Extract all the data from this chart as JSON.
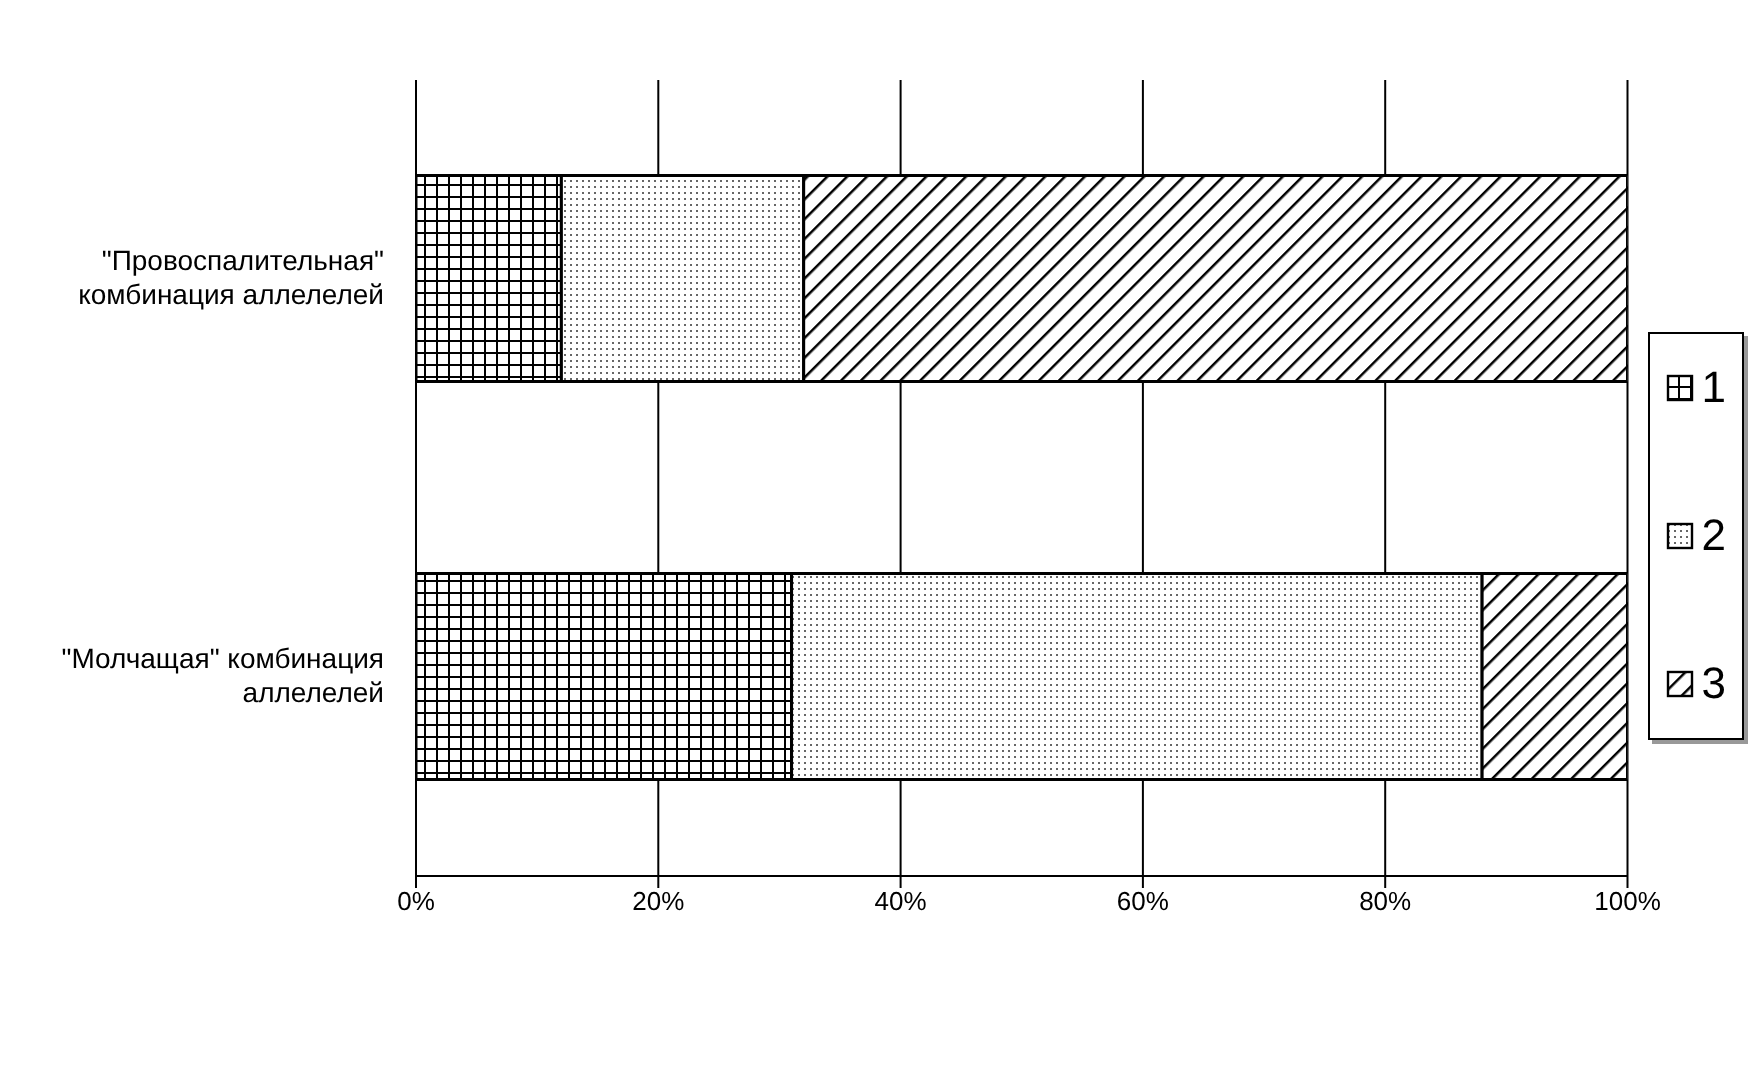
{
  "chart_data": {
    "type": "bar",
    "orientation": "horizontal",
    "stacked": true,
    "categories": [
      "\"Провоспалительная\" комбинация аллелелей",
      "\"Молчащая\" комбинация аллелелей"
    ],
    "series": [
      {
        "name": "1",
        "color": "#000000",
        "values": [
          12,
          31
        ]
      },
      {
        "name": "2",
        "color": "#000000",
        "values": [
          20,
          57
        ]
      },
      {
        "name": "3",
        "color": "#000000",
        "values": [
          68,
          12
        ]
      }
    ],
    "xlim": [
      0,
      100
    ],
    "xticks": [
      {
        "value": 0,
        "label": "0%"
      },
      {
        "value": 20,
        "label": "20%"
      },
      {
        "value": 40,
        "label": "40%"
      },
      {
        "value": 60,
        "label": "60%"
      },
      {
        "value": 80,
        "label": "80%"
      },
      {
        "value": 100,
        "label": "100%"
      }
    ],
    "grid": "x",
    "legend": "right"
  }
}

..............................

**Description of the task:** Copy out the data above exactly, except the pictures.

**Finished task:**
Extract all the data from this chart as JSON.
{
  "chart_data": {
    "type": "bar",
    "orientation": "horizontal",
    "stacked": true,
    "categories": [
      "\"Провоспалительная\" комбинация аллелелей",
      "\"Молчащая\" комбинация аллелелей"
    ],
    "series": [
      {
        "name": "1",
        "color": "#000000",
        "values": [
          12,
          31
        ]
      },
      {
        "name": "2",
        "color": "#000000",
        "values": [
          20,
          57
        ]
      },
      {
        "name": "3",
        "color": "#000000",
        "values": [
          68,
          12
        ]
      }
    ],
    "xlim": [
      0,
      100
    ],
    "xticks": [
      {
        "value": 0,
        "label": "0%"
      },
      {
        "value": 20,
        "label": "20%"
      },
      {
        "value": 40,
        "label": "40%"
      },
      {
        "value": 60,
        "label": "60%"
      },
      {
        "value": 80,
        "label": "80%"
      },
      {
        "value": 100,
        "label": "100%"
      }
    ],
    "grid": "x",
    "legend": "right"
  }
}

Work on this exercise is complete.